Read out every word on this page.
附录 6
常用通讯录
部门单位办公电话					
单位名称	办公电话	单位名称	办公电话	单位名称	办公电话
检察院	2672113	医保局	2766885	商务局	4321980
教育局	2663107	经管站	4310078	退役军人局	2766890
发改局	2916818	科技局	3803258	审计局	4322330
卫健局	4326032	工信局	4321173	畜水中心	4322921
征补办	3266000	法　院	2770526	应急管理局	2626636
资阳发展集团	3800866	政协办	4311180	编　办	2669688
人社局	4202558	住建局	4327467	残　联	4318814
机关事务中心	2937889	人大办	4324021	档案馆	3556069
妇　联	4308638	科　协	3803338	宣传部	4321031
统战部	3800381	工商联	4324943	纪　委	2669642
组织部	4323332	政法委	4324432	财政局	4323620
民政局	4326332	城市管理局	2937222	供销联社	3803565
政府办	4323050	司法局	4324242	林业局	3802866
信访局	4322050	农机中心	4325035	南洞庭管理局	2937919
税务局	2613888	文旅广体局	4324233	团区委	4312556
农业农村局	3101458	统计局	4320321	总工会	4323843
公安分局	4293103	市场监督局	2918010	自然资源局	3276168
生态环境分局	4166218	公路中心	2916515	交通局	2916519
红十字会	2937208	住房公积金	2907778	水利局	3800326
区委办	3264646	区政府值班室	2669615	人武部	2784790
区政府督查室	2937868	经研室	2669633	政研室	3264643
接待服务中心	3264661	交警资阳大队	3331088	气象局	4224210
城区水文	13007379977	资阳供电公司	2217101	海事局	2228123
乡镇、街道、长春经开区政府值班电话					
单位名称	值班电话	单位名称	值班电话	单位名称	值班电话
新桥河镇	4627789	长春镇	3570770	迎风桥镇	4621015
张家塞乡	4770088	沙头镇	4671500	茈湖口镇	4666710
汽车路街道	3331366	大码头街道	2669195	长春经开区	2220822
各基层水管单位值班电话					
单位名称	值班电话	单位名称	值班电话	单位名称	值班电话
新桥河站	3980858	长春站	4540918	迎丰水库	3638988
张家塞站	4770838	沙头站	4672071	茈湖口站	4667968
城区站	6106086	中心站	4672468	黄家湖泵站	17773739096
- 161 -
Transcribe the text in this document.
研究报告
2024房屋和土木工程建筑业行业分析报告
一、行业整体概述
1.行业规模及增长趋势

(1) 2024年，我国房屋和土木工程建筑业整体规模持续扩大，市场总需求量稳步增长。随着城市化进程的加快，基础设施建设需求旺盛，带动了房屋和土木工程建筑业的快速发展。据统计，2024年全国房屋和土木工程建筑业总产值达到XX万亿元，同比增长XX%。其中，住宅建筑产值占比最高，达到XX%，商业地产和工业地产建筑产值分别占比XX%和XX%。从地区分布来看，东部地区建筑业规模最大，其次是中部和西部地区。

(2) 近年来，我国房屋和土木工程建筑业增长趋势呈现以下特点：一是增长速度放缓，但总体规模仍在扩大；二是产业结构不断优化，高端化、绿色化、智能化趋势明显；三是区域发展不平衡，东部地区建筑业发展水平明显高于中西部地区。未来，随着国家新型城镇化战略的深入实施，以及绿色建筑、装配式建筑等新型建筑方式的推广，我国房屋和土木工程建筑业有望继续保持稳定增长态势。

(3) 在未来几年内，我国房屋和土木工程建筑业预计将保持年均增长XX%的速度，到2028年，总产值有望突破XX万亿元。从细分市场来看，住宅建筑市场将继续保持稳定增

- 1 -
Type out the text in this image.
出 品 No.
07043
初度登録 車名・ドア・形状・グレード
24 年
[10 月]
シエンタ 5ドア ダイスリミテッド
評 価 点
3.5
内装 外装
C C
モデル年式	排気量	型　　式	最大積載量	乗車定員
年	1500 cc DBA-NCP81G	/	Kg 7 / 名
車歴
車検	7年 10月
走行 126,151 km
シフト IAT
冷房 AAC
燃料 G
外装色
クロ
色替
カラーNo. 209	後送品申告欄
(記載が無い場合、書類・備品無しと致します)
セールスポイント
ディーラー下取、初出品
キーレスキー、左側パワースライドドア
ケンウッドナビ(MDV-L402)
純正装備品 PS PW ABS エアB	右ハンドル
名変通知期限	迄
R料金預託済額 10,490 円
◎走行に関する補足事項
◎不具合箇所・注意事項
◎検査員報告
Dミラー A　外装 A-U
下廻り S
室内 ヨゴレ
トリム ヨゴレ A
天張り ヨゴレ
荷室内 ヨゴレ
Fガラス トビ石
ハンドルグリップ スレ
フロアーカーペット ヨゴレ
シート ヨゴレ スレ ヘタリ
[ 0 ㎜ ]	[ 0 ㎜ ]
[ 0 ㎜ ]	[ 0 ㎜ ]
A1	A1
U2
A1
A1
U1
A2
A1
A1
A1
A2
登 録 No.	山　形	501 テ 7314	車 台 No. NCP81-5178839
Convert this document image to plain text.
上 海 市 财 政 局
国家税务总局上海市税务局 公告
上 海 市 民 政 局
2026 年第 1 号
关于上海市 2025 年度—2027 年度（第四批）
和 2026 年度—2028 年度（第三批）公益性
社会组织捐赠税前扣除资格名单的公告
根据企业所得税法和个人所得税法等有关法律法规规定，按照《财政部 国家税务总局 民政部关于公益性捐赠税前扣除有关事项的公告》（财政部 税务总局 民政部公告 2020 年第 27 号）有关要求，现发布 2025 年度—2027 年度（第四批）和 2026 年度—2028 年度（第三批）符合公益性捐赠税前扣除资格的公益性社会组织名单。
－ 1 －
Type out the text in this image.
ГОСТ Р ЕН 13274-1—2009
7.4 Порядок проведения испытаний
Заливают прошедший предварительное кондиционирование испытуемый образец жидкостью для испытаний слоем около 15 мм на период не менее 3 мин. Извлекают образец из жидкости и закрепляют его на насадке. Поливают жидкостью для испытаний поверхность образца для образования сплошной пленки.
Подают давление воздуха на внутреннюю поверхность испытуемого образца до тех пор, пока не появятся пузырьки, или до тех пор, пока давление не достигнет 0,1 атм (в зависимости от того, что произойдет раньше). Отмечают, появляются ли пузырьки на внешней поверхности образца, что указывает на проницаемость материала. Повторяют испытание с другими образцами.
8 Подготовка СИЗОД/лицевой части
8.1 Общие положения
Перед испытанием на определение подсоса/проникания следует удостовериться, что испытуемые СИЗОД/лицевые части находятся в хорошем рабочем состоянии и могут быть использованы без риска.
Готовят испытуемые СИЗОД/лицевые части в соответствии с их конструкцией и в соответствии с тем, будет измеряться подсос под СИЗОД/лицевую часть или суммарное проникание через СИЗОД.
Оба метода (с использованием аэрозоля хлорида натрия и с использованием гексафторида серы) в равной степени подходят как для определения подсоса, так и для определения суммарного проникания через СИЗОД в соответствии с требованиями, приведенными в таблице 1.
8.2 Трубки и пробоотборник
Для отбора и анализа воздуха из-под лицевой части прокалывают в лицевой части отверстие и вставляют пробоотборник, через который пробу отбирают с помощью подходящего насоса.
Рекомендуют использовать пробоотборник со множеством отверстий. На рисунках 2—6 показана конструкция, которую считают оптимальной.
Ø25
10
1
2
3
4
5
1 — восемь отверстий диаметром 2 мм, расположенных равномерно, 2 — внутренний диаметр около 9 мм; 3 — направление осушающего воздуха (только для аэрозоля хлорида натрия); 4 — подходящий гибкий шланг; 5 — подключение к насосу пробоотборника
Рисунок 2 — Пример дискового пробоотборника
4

» Task requirements
Look through the records and gather each line with the word "образца".

» Solution to this task
Заливают прошедший предварительное кондиционирование испытуемый образец жидкостью для испытаний слоем около 15 мм на период не менее 3 мин. Извлекают образец из жидкости и закрепляют его на насадке. Поливают жидкостью для испытаний поверхность образца для образования сплошной пленки.
Подают давление воздуха на внутреннюю поверхность испытуемого образца до тех пор, пока не появятся пузырьки, или до тех пор, пока давление не достигнет 0,1 атм (в зависимости от того, что произойдет раньше). Отмечают, появляются ли пузырьки на внешней поверхности образца, что указывает на проницаемость материала. Повторяют испытание с другими образцами.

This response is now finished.